→ **Problem description**
Copy the records that follow exactly as written, but not their pictures.

→ **Entries**
* * * *

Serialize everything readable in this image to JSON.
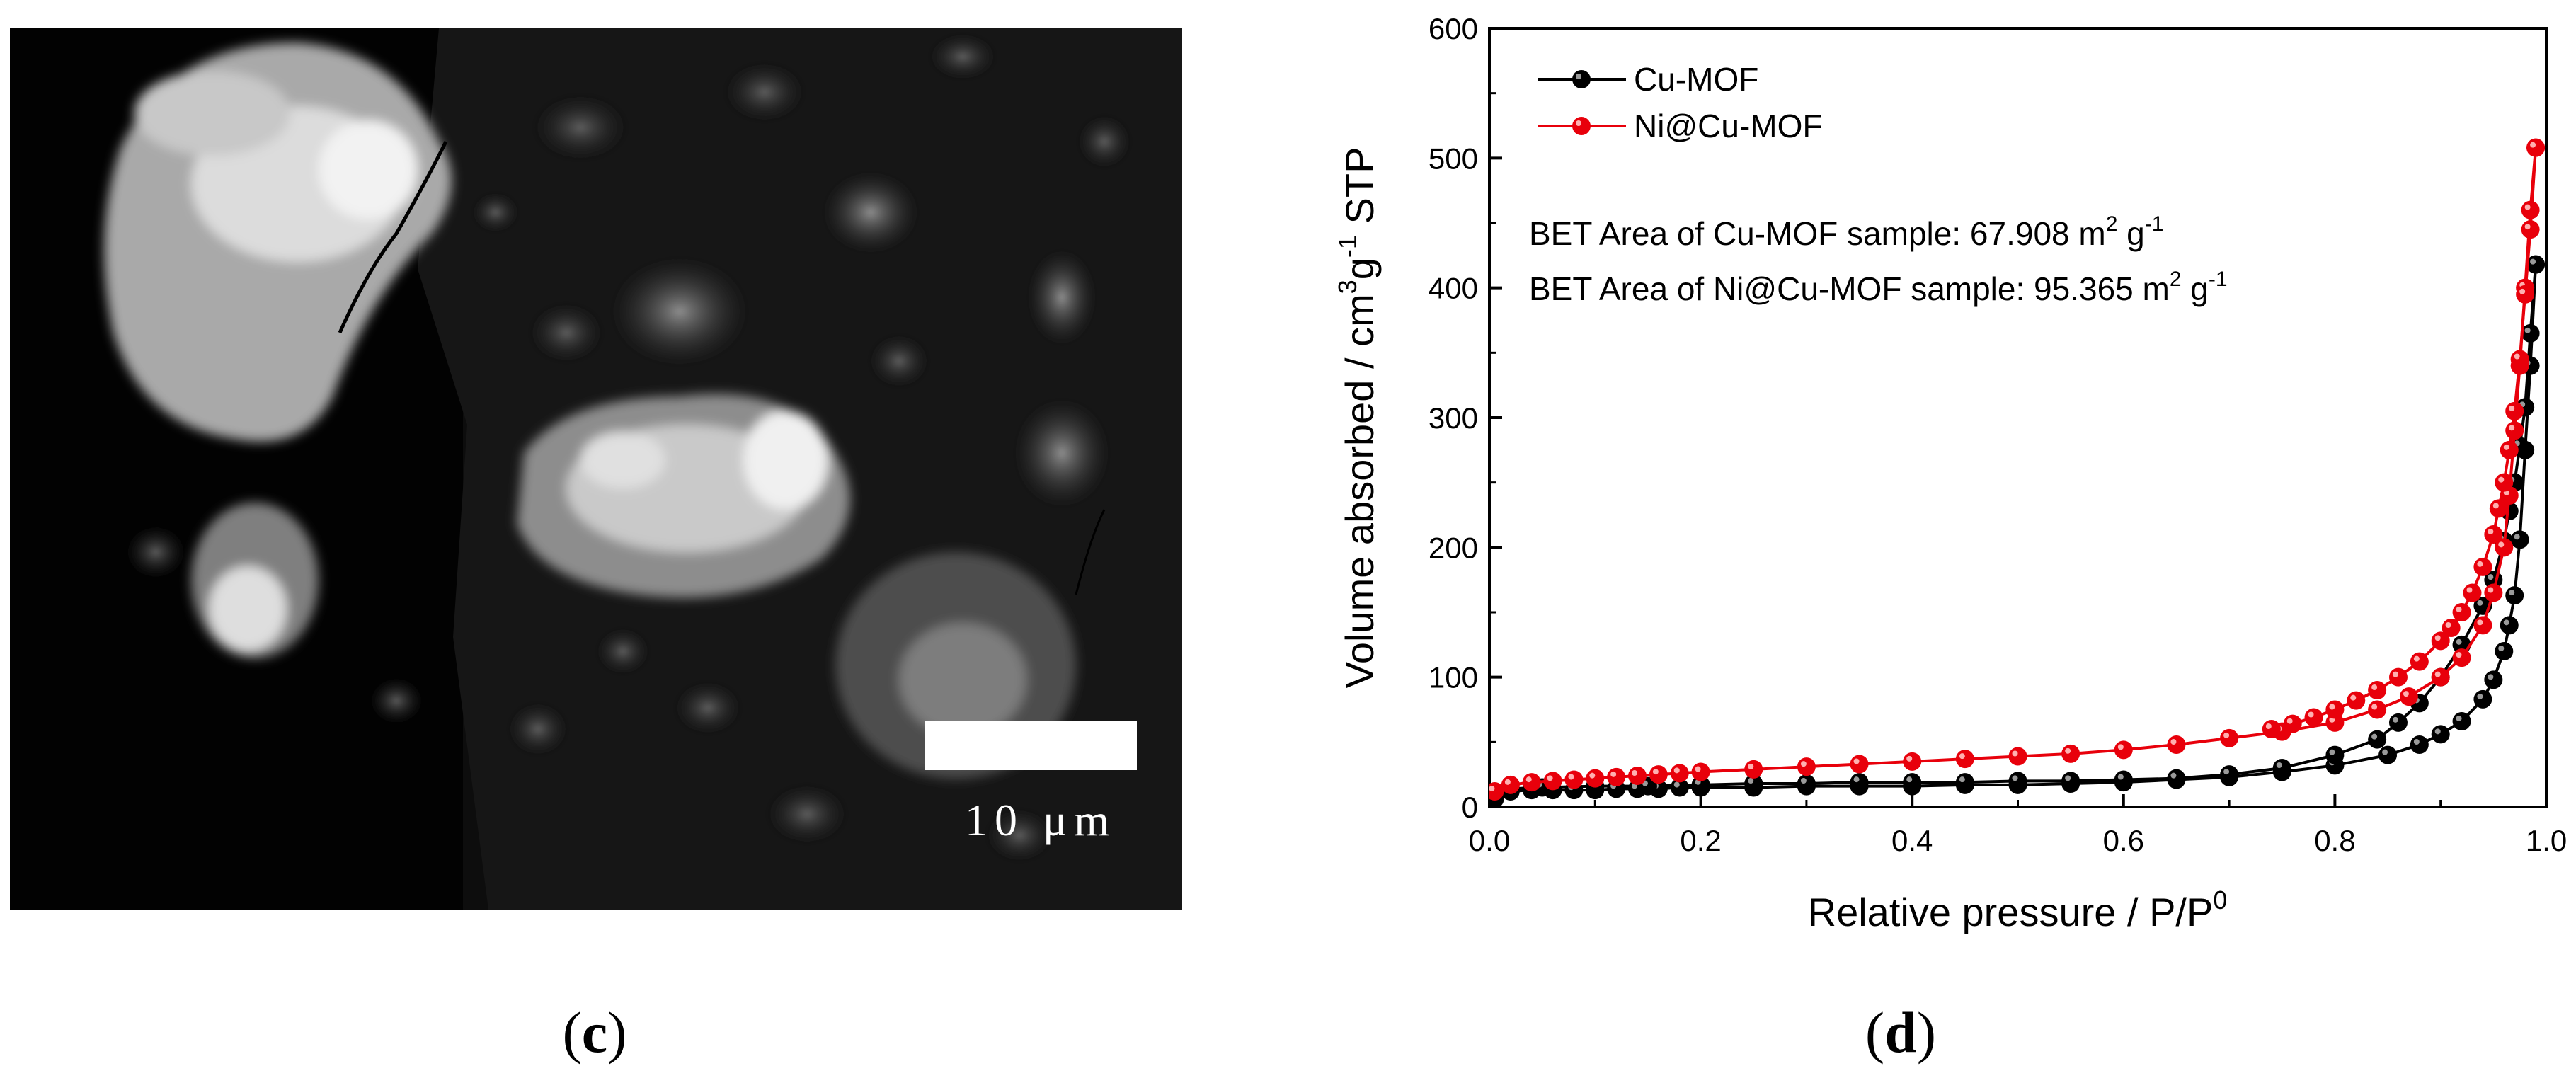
{
  "panels": {
    "c": {
      "label": "c",
      "scale_bar_text": "10 μm"
    },
    "d": {
      "label": "d"
    }
  },
  "chart_data": {
    "type": "line",
    "xlabel": "Relative pressure / P/P",
    "xlabel_superscript": "0",
    "ylabel": "Volume absorbed / cm",
    "ylabel_sup1": "3",
    "ylabel_mid": "g",
    "ylabel_sup2": "-1",
    "ylabel_end": " STP",
    "xlim": [
      0.0,
      1.0
    ],
    "ylim": [
      0,
      600
    ],
    "x_ticks": [
      "0.0",
      "0.2",
      "0.4",
      "0.6",
      "0.8",
      "1.0"
    ],
    "y_ticks": [
      "0",
      "100",
      "200",
      "300",
      "400",
      "500",
      "600"
    ],
    "legend_position": "top-left",
    "annotations": [
      {
        "prefix": "BET Area of Cu-MOF sample: 67.908 m",
        "sup1": "2",
        "mid": " g",
        "sup2": "-1"
      },
      {
        "prefix": "BET Area of Ni@Cu-MOF sample: 95.365 m",
        "sup1": "2",
        "mid": " g",
        "sup2": "-1"
      }
    ],
    "series": [
      {
        "name": "Cu-MOF",
        "color": "#000000",
        "adsorption": {
          "x": [
            0.005,
            0.02,
            0.04,
            0.06,
            0.08,
            0.1,
            0.12,
            0.14,
            0.16,
            0.18,
            0.2,
            0.25,
            0.3,
            0.35,
            0.4,
            0.45,
            0.5,
            0.55,
            0.6,
            0.65,
            0.7,
            0.75,
            0.8,
            0.85,
            0.88,
            0.9,
            0.92,
            0.94,
            0.95,
            0.96,
            0.965,
            0.97,
            0.975,
            0.98,
            0.985,
            0.99
          ],
          "y": [
            6,
            12,
            13,
            13,
            13,
            13,
            14,
            14,
            14,
            15,
            15,
            15,
            16,
            16,
            16,
            17,
            17,
            18,
            19,
            21,
            23,
            27,
            32,
            40,
            48,
            56,
            66,
            83,
            98,
            120,
            140,
            163,
            206,
            275,
            340,
            418
          ]
        },
        "desorption": {
          "x": [
            0.99,
            0.985,
            0.98,
            0.975,
            0.97,
            0.965,
            0.96,
            0.95,
            0.94,
            0.92,
            0.9,
            0.88,
            0.86,
            0.84,
            0.8,
            0.75,
            0.7,
            0.65,
            0.6,
            0.55,
            0.5,
            0.45,
            0.4,
            0.35,
            0.3,
            0.25,
            0.2,
            0.15,
            0.1,
            0.05,
            0.02
          ],
          "y": [
            418,
            365,
            308,
            278,
            250,
            228,
            205,
            175,
            155,
            125,
            100,
            80,
            65,
            52,
            40,
            30,
            25,
            22,
            21,
            20,
            20,
            19,
            19,
            19,
            18,
            18,
            17,
            16,
            16,
            15,
            14
          ]
        }
      },
      {
        "name": "Ni@Cu-MOF",
        "color": "#e8000b",
        "adsorption": {
          "x": [
            0.005,
            0.02,
            0.04,
            0.06,
            0.08,
            0.1,
            0.12,
            0.14,
            0.16,
            0.18,
            0.2,
            0.25,
            0.3,
            0.35,
            0.4,
            0.45,
            0.5,
            0.55,
            0.6,
            0.65,
            0.7,
            0.75,
            0.8,
            0.84,
            0.87,
            0.9,
            0.92,
            0.94,
            0.95,
            0.96,
            0.965,
            0.97,
            0.975,
            0.98,
            0.985,
            0.99
          ],
          "y": [
            12,
            17,
            19,
            20,
            21,
            22,
            23,
            24,
            25,
            26,
            27,
            29,
            31,
            33,
            35,
            37,
            39,
            41,
            44,
            48,
            53,
            58,
            65,
            75,
            85,
            100,
            115,
            140,
            165,
            200,
            240,
            290,
            340,
            400,
            460,
            508
          ]
        },
        "desorption": {
          "x": [
            0.99,
            0.985,
            0.98,
            0.975,
            0.97,
            0.965,
            0.96,
            0.955,
            0.95,
            0.94,
            0.93,
            0.92,
            0.91,
            0.9,
            0.88,
            0.86,
            0.84,
            0.82,
            0.8,
            0.78,
            0.76,
            0.74
          ],
          "y": [
            508,
            445,
            395,
            345,
            305,
            275,
            250,
            230,
            210,
            185,
            165,
            150,
            138,
            128,
            112,
            100,
            90,
            82,
            75,
            69,
            64,
            60
          ]
        }
      }
    ]
  }
}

* * * *

→ **The answer**
Serialize everything readable in this image to JSON.
{
  "panels": {
    "c": {
      "label": "c",
      "scale_bar_text": "10 μm"
    },
    "d": {
      "label": "d"
    }
  },
  "chart_data": {
    "type": "line",
    "xlabel": "Relative pressure / P/P",
    "xlabel_superscript": "0",
    "ylabel": "Volume absorbed / cm",
    "ylabel_sup1": "3",
    "ylabel_mid": "g",
    "ylabel_sup2": "-1",
    "ylabel_end": " STP",
    "xlim": [
      0.0,
      1.0
    ],
    "ylim": [
      0,
      600
    ],
    "x_ticks": [
      "0.0",
      "0.2",
      "0.4",
      "0.6",
      "0.8",
      "1.0"
    ],
    "y_ticks": [
      "0",
      "100",
      "200",
      "300",
      "400",
      "500",
      "600"
    ],
    "legend_position": "top-left",
    "annotations": [
      {
        "prefix": "BET Area of Cu-MOF sample: 67.908 m",
        "sup1": "2",
        "mid": " g",
        "sup2": "-1"
      },
      {
        "prefix": "BET Area of Ni@Cu-MOF sample: 95.365 m",
        "sup1": "2",
        "mid": " g",
        "sup2": "-1"
      }
    ],
    "series": [
      {
        "name": "Cu-MOF",
        "color": "#000000",
        "adsorption": {
          "x": [
            0.005,
            0.02,
            0.04,
            0.06,
            0.08,
            0.1,
            0.12,
            0.14,
            0.16,
            0.18,
            0.2,
            0.25,
            0.3,
            0.35,
            0.4,
            0.45,
            0.5,
            0.55,
            0.6,
            0.65,
            0.7,
            0.75,
            0.8,
            0.85,
            0.88,
            0.9,
            0.92,
            0.94,
            0.95,
            0.96,
            0.965,
            0.97,
            0.975,
            0.98,
            0.985,
            0.99
          ],
          "y": [
            6,
            12,
            13,
            13,
            13,
            13,
            14,
            14,
            14,
            15,
            15,
            15,
            16,
            16,
            16,
            17,
            17,
            18,
            19,
            21,
            23,
            27,
            32,
            40,
            48,
            56,
            66,
            83,
            98,
            120,
            140,
            163,
            206,
            275,
            340,
            418
          ]
        },
        "desorption": {
          "x": [
            0.99,
            0.985,
            0.98,
            0.975,
            0.97,
            0.965,
            0.96,
            0.95,
            0.94,
            0.92,
            0.9,
            0.88,
            0.86,
            0.84,
            0.8,
            0.75,
            0.7,
            0.65,
            0.6,
            0.55,
            0.5,
            0.45,
            0.4,
            0.35,
            0.3,
            0.25,
            0.2,
            0.15,
            0.1,
            0.05,
            0.02
          ],
          "y": [
            418,
            365,
            308,
            278,
            250,
            228,
            205,
            175,
            155,
            125,
            100,
            80,
            65,
            52,
            40,
            30,
            25,
            22,
            21,
            20,
            20,
            19,
            19,
            19,
            18,
            18,
            17,
            16,
            16,
            15,
            14
          ]
        }
      },
      {
        "name": "Ni@Cu-MOF",
        "color": "#e8000b",
        "adsorption": {
          "x": [
            0.005,
            0.02,
            0.04,
            0.06,
            0.08,
            0.1,
            0.12,
            0.14,
            0.16,
            0.18,
            0.2,
            0.25,
            0.3,
            0.35,
            0.4,
            0.45,
            0.5,
            0.55,
            0.6,
            0.65,
            0.7,
            0.75,
            0.8,
            0.84,
            0.87,
            0.9,
            0.92,
            0.94,
            0.95,
            0.96,
            0.965,
            0.97,
            0.975,
            0.98,
            0.985,
            0.99
          ],
          "y": [
            12,
            17,
            19,
            20,
            21,
            22,
            23,
            24,
            25,
            26,
            27,
            29,
            31,
            33,
            35,
            37,
            39,
            41,
            44,
            48,
            53,
            58,
            65,
            75,
            85,
            100,
            115,
            140,
            165,
            200,
            240,
            290,
            340,
            400,
            460,
            508
          ]
        },
        "desorption": {
          "x": [
            0.99,
            0.985,
            0.98,
            0.975,
            0.97,
            0.965,
            0.96,
            0.955,
            0.95,
            0.94,
            0.93,
            0.92,
            0.91,
            0.9,
            0.88,
            0.86,
            0.84,
            0.82,
            0.8,
            0.78,
            0.76,
            0.74
          ],
          "y": [
            508,
            445,
            395,
            345,
            305,
            275,
            250,
            230,
            210,
            185,
            165,
            150,
            138,
            128,
            112,
            100,
            90,
            82,
            75,
            69,
            64,
            60
          ]
        }
      }
    ]
  }
}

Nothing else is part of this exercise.